Figure contents as structured data
**********
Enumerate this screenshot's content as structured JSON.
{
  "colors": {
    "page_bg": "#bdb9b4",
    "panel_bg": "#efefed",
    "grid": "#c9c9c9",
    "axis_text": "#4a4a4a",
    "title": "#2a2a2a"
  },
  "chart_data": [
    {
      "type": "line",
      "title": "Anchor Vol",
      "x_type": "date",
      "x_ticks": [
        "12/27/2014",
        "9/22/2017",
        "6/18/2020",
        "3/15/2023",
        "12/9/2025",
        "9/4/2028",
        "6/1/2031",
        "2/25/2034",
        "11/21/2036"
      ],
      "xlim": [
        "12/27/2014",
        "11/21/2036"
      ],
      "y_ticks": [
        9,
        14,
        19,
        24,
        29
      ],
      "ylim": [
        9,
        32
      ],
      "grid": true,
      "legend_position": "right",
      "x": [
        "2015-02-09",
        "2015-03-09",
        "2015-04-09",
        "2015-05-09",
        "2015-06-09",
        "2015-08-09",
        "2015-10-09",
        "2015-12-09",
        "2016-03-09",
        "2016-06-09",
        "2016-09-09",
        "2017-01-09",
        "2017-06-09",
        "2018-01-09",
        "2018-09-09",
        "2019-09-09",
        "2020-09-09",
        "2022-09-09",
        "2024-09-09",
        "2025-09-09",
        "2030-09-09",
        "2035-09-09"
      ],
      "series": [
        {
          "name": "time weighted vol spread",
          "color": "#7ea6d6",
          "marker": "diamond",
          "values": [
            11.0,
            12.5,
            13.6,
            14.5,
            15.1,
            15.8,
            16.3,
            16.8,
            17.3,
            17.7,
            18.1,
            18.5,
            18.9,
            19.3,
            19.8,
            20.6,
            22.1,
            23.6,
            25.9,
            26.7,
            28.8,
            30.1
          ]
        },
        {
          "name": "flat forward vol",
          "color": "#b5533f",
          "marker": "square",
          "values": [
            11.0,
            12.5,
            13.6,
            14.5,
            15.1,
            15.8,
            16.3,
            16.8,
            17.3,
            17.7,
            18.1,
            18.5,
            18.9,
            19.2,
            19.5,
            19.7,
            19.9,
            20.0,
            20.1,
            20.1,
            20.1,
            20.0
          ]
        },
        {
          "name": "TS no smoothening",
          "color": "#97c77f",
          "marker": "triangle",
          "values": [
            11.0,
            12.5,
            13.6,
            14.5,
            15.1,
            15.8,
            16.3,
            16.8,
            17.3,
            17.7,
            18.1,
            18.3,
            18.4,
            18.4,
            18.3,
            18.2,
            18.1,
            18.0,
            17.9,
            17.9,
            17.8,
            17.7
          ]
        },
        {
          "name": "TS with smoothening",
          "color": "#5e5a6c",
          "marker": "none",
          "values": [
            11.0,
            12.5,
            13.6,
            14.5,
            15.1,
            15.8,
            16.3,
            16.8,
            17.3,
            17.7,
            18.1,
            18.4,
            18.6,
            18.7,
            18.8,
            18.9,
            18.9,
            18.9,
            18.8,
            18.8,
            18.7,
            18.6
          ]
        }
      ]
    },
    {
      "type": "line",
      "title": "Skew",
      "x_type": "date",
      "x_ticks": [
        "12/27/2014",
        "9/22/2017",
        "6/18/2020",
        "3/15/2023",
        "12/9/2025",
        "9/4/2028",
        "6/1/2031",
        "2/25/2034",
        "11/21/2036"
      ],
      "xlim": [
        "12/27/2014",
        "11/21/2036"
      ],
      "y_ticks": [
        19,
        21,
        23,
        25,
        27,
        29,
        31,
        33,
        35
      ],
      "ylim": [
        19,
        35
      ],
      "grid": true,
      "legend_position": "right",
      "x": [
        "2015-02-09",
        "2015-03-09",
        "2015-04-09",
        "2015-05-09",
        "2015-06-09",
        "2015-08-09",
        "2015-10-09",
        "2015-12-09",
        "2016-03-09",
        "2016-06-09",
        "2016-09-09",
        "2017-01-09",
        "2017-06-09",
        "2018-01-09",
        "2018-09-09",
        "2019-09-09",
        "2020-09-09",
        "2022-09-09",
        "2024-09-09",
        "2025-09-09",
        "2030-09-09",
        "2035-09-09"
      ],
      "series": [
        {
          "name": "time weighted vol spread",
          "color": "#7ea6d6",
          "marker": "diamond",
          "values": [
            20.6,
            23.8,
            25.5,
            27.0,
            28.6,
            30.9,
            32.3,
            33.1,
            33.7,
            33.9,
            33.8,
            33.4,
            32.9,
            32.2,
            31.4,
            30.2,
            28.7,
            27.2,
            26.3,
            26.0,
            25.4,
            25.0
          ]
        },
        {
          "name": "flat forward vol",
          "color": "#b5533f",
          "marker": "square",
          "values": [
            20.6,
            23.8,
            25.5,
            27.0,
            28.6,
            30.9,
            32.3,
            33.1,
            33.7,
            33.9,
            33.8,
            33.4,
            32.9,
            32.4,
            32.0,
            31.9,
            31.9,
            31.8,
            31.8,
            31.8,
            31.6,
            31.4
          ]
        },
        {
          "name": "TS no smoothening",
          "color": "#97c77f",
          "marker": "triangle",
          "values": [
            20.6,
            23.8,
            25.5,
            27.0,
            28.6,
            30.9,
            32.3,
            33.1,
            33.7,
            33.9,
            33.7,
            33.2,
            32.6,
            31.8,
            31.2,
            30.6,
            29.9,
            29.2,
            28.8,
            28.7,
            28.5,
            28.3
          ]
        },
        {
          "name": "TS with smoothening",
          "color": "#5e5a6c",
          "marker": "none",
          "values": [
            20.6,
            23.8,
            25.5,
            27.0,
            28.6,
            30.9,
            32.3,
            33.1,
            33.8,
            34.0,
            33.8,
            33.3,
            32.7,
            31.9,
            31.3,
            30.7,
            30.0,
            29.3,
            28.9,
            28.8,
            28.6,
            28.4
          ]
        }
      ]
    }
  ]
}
**********
Exercise prompt – Write out the whole listing again. Match it word for word.

Result below –
Enumerate this screenshot's content as structured JSON.
{
  "colors": {
    "page_bg": "#bdb9b4",
    "panel_bg": "#efefed",
    "grid": "#c9c9c9",
    "axis_text": "#4a4a4a",
    "title": "#2a2a2a"
  },
  "chart_data": [
    {
      "type": "line",
      "title": "Anchor Vol",
      "x_type": "date",
      "x_ticks": [
        "12/27/2014",
        "9/22/2017",
        "6/18/2020",
        "3/15/2023",
        "12/9/2025",
        "9/4/2028",
        "6/1/2031",
        "2/25/2034",
        "11/21/2036"
      ],
      "xlim": [
        "12/27/2014",
        "11/21/2036"
      ],
      "y_ticks": [
        9,
        14,
        19,
        24,
        29
      ],
      "ylim": [
        9,
        32
      ],
      "grid": true,
      "legend_position": "right",
      "x": [
        "2015-02-09",
        "2015-03-09",
        "2015-04-09",
        "2015-05-09",
        "2015-06-09",
        "2015-08-09",
        "2015-10-09",
        "2015-12-09",
        "2016-03-09",
        "2016-06-09",
        "2016-09-09",
        "2017-01-09",
        "2017-06-09",
        "2018-01-09",
        "2018-09-09",
        "2019-09-09",
        "2020-09-09",
        "2022-09-09",
        "2024-09-09",
        "2025-09-09",
        "2030-09-09",
        "2035-09-09"
      ],
      "series": [
        {
          "name": "time weighted vol spread",
          "color": "#7ea6d6",
          "marker": "diamond",
          "values": [
            11.0,
            12.5,
            13.6,
            14.5,
            15.1,
            15.8,
            16.3,
            16.8,
            17.3,
            17.7,
            18.1,
            18.5,
            18.9,
            19.3,
            19.8,
            20.6,
            22.1,
            23.6,
            25.9,
            26.7,
            28.8,
            30.1
          ]
        },
        {
          "name": "flat forward vol",
          "color": "#b5533f",
          "marker": "square",
          "values": [
            11.0,
            12.5,
            13.6,
            14.5,
            15.1,
            15.8,
            16.3,
            16.8,
            17.3,
            17.7,
            18.1,
            18.5,
            18.9,
            19.2,
            19.5,
            19.7,
            19.9,
            20.0,
            20.1,
            20.1,
            20.1,
            20.0
          ]
        },
        {
          "name": "TS no smoothening",
          "color": "#97c77f",
          "marker": "triangle",
          "values": [
            11.0,
            12.5,
            13.6,
            14.5,
            15.1,
            15.8,
            16.3,
            16.8,
            17.3,
            17.7,
            18.1,
            18.3,
            18.4,
            18.4,
            18.3,
            18.2,
            18.1,
            18.0,
            17.9,
            17.9,
            17.8,
            17.7
          ]
        },
        {
          "name": "TS with smoothening",
          "color": "#5e5a6c",
          "marker": "none",
          "values": [
            11.0,
            12.5,
            13.6,
            14.5,
            15.1,
            15.8,
            16.3,
            16.8,
            17.3,
            17.7,
            18.1,
            18.4,
            18.6,
            18.7,
            18.8,
            18.9,
            18.9,
            18.9,
            18.8,
            18.8,
            18.7,
            18.6
          ]
        }
      ]
    },
    {
      "type": "line",
      "title": "Skew",
      "x_type": "date",
      "x_ticks": [
        "12/27/2014",
        "9/22/2017",
        "6/18/2020",
        "3/15/2023",
        "12/9/2025",
        "9/4/2028",
        "6/1/2031",
        "2/25/2034",
        "11/21/2036"
      ],
      "xlim": [
        "12/27/2014",
        "11/21/2036"
      ],
      "y_ticks": [
        19,
        21,
        23,
        25,
        27,
        29,
        31,
        33,
        35
      ],
      "ylim": [
        19,
        35
      ],
      "grid": true,
      "legend_position": "right",
      "x": [
        "2015-02-09",
        "2015-03-09",
        "2015-04-09",
        "2015-05-09",
        "2015-06-09",
        "2015-08-09",
        "2015-10-09",
        "2015-12-09",
        "2016-03-09",
        "2016-06-09",
        "2016-09-09",
        "2017-01-09",
        "2017-06-09",
        "2018-01-09",
        "2018-09-09",
        "2019-09-09",
        "2020-09-09",
        "2022-09-09",
        "2024-09-09",
        "2025-09-09",
        "2030-09-09",
        "2035-09-09"
      ],
      "series": [
        {
          "name": "time weighted vol spread",
          "color": "#7ea6d6",
          "marker": "diamond",
          "values": [
            20.6,
            23.8,
            25.5,
            27.0,
            28.6,
            30.9,
            32.3,
            33.1,
            33.7,
            33.9,
            33.8,
            33.4,
            32.9,
            32.2,
            31.4,
            30.2,
            28.7,
            27.2,
            26.3,
            26.0,
            25.4,
            25.0
          ]
        },
        {
          "name": "flat forward vol",
          "color": "#b5533f",
          "marker": "square",
          "values": [
            20.6,
            23.8,
            25.5,
            27.0,
            28.6,
            30.9,
            32.3,
            33.1,
            33.7,
            33.9,
            33.8,
            33.4,
            32.9,
            32.4,
            32.0,
            31.9,
            31.9,
            31.8,
            31.8,
            31.8,
            31.6,
            31.4
          ]
        },
        {
          "name": "TS no smoothening",
          "color": "#97c77f",
          "marker": "triangle",
          "values": [
            20.6,
            23.8,
            25.5,
            27.0,
            28.6,
            30.9,
            32.3,
            33.1,
            33.7,
            33.9,
            33.7,
            33.2,
            32.6,
            31.8,
            31.2,
            30.6,
            29.9,
            29.2,
            28.8,
            28.7,
            28.5,
            28.3
          ]
        },
        {
          "name": "TS with smoothening",
          "color": "#5e5a6c",
          "marker": "none",
          "values": [
            20.6,
            23.8,
            25.5,
            27.0,
            28.6,
            30.9,
            32.3,
            33.1,
            33.8,
            34.0,
            33.8,
            33.3,
            32.7,
            31.9,
            31.3,
            30.7,
            30.0,
            29.3,
            28.9,
            28.8,
            28.6,
            28.4
          ]
        }
      ]
    }
  ]
}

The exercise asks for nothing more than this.